*TASK TO CARRY OUT*. Copy all lines holding the word "不禁悲叹" from the entries.

══════

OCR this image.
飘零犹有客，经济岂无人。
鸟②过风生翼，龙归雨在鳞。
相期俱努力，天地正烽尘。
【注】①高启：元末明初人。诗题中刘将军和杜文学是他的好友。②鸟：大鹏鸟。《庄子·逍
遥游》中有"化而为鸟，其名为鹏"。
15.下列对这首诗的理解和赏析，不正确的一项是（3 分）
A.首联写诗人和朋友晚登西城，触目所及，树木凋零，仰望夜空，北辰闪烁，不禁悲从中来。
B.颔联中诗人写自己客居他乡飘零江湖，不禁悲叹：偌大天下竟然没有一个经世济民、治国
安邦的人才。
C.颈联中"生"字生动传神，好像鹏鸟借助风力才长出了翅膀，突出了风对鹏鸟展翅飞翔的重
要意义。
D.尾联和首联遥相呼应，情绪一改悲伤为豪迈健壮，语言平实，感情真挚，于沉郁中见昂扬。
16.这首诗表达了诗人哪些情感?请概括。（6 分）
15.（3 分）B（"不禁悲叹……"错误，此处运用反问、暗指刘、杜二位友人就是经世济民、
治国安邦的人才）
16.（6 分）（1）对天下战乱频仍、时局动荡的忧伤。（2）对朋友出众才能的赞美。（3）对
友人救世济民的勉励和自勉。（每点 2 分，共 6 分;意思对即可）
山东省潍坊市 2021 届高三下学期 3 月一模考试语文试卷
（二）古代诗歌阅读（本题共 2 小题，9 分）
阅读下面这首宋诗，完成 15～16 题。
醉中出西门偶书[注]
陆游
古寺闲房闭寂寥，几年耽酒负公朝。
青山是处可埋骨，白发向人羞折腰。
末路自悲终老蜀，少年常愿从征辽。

══════

*RESPONSE FOR THIS EXERCISE*.
B.颔联中诗人写自己客居他乡飘零江湖，不禁悲叹：偌大天下竟然没有一个经世济民、治国
15.（3 分）B（"不禁悲叹……"错误，此处运用反问、暗指刘、杜二位友人就是经世济民、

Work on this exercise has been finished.